**** DATASET CONTENT
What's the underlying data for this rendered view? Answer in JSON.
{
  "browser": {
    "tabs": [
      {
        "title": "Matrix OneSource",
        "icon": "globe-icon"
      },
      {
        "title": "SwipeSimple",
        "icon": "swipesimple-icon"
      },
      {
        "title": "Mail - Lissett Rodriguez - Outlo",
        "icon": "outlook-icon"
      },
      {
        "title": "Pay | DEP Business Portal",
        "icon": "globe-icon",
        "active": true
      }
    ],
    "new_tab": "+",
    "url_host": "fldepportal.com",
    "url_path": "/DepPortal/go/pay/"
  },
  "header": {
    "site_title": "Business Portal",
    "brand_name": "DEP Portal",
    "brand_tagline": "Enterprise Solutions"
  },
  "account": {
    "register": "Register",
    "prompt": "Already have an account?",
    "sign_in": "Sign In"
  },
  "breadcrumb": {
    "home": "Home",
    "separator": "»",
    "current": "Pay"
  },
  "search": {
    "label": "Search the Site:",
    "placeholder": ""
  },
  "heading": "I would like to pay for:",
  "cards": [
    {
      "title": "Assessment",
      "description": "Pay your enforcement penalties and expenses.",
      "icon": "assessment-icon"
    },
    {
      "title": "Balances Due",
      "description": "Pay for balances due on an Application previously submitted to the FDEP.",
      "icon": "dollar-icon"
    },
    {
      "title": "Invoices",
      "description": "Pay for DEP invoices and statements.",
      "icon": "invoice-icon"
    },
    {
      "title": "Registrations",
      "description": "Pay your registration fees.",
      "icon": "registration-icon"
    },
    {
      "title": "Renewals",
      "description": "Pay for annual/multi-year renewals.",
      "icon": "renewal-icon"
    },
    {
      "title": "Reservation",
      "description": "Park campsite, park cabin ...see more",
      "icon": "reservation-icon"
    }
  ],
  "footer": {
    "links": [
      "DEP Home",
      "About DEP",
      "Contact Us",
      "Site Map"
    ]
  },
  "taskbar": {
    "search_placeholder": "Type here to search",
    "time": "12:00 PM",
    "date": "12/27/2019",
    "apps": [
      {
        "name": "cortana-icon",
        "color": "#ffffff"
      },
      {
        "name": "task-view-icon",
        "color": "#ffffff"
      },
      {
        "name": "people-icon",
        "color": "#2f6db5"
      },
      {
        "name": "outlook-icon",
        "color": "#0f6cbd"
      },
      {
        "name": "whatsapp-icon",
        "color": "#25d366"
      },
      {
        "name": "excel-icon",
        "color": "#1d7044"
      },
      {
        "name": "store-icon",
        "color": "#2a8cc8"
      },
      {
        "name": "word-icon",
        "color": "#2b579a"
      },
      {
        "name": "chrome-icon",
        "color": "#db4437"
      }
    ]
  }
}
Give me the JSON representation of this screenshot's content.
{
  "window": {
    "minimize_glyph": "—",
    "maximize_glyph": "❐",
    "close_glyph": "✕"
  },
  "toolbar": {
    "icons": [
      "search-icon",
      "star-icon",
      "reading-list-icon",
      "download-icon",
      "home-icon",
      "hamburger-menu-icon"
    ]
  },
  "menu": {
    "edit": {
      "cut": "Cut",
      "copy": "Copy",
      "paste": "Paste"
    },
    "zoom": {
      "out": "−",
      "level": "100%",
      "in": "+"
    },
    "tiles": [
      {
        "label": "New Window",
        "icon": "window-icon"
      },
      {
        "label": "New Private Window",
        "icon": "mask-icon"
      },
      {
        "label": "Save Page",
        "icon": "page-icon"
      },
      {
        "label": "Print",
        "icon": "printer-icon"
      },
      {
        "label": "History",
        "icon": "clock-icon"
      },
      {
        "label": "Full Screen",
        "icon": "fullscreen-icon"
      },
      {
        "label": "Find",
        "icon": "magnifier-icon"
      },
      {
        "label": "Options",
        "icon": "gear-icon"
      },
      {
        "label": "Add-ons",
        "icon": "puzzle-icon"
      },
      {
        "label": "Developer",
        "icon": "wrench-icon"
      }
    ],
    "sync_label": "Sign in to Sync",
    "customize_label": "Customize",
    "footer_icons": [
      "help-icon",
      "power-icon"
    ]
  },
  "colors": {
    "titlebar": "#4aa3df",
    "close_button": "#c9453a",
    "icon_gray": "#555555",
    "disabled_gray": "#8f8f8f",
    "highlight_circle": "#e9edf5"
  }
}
********
**EXERCISE BRIEF**.
Restate the listing above word for word.

**WRITTEN ANSWER**.
What's the underlying data for this rendered view? Answer in JSON.
{
  "browser": {
    "tabs": [
      {
        "title": "Matrix OneSource",
        "icon": "globe-icon"
      },
      {
        "title": "SwipeSimple",
        "icon": "swipesimple-icon"
      },
      {
        "title": "Mail - Lissett Rodriguez - Outlo",
        "icon": "outlook-icon"
      },
      {
        "title": "Pay | DEP Business Portal",
        "icon": "globe-icon",
        "active": true
      }
    ],
    "new_tab": "+",
    "url_host": "fldepportal.com",
    "url_path": "/DepPortal/go/pay/"
  },
  "header": {
    "site_title": "Business Portal",
    "brand_name": "DEP Portal",
    "brand_tagline": "Enterprise Solutions"
  },
  "account": {
    "register": "Register",
    "prompt": "Already have an account?",
    "sign_in": "Sign In"
  },
  "breadcrumb": {
    "home": "Home",
    "separator": "»",
    "current": "Pay"
  },
  "search": {
    "label": "Search the Site:",
    "placeholder": ""
  },
  "heading": "I would like to pay for:",
  "cards": [
    {
      "title": "Assessment",
      "description": "Pay your enforcement penalties and expenses.",
      "icon": "assessment-icon"
    },
    {
      "title": "Balances Due",
      "description": "Pay for balances due on an Application previously submitted to the FDEP.",
      "icon": "dollar-icon"
    },
    {
      "title": "Invoices",
      "description": "Pay for DEP invoices and statements.",
      "icon": "invoice-icon"
    },
    {
      "title": "Registrations",
      "description": "Pay your registration fees.",
      "icon": "registration-icon"
    },
    {
      "title": "Renewals",
      "description": "Pay for annual/multi-year renewals.",
      "icon": "renewal-icon"
    },
    {
      "title": "Reservation",
      "description": "Park campsite, park cabin ...see more",
      "icon": "reservation-icon"
    }
  ],
  "footer": {
    "links": [
      "DEP Home",
      "About DEP",
      "Contact Us",
      "Site Map"
    ]
  },
  "taskbar": {
    "search_placeholder": "Type here to search",
    "time": "12:00 PM",
    "date": "12/27/2019",
    "apps": [
      {
        "name": "cortana-icon",
        "color": "#ffffff"
      },
      {
        "name": "task-view-icon",
        "color": "#ffffff"
      },
      {
        "name": "people-icon",
        "color": "#2f6db5"
      },
      {
        "name": "outlook-icon",
        "color": "#0f6cbd"
      },
      {
        "name": "whatsapp-icon",
        "color": "#25d366"
      },
      {
        "name": "excel-icon",
        "color": "#1d7044"
      },
      {
        "name": "store-icon",
        "color": "#2a8cc8"
      },
      {
        "name": "word-icon",
        "color": "#2b579a"
      },
      {
        "name": "chrome-icon",
        "color": "#db4437"
      }
    ]
  }
}
Give me the JSON representation of this screenshot's content.
{
  "window": {
    "minimize_glyph": "—",
    "maximize_glyph": "❐",
    "close_glyph": "✕"
  },
  "toolbar": {
    "icons": [
      "search-icon",
      "star-icon",
      "reading-list-icon",
      "download-icon",
      "home-icon",
      "hamburger-menu-icon"
    ]
  },
  "menu": {
    "edit": {
      "cut": "Cut",
      "copy": "Copy",
      "paste": "Paste"
    },
    "zoom": {
      "out": "−",
      "level": "100%",
      "in": "+"
    },
    "tiles": [
      {
        "label": "New Window",
        "icon": "window-icon"
      },
      {
        "label": "New Private Window",
        "icon": "mask-icon"
      },
      {
        "label": "Save Page",
        "icon": "page-icon"
      },
      {
        "label": "Print",
        "icon": "printer-icon"
      },
      {
        "label": "History",
        "icon": "clock-icon"
      },
      {
        "label": "Full Screen",
        "icon": "fullscreen-icon"
      },
      {
        "label": "Find",
        "icon": "magnifier-icon"
      },
      {
        "label": "Options",
        "icon": "gear-icon"
      },
      {
        "label": "Add-ons",
        "icon": "puzzle-icon"
      },
      {
        "label": "Developer",
        "icon": "wrench-icon"
      }
    ],
    "sync_label": "Sign in to Sync",
    "customize_label": "Customize",
    "footer_icons": [
      "help-icon",
      "power-icon"
    ]
  },
  "colors": {
    "titlebar": "#4aa3df",
    "close_button": "#c9453a",
    "icon_gray": "#555555",
    "disabled_gray": "#8f8f8f",
    "highlight_circle": "#e9edf5"
  }
}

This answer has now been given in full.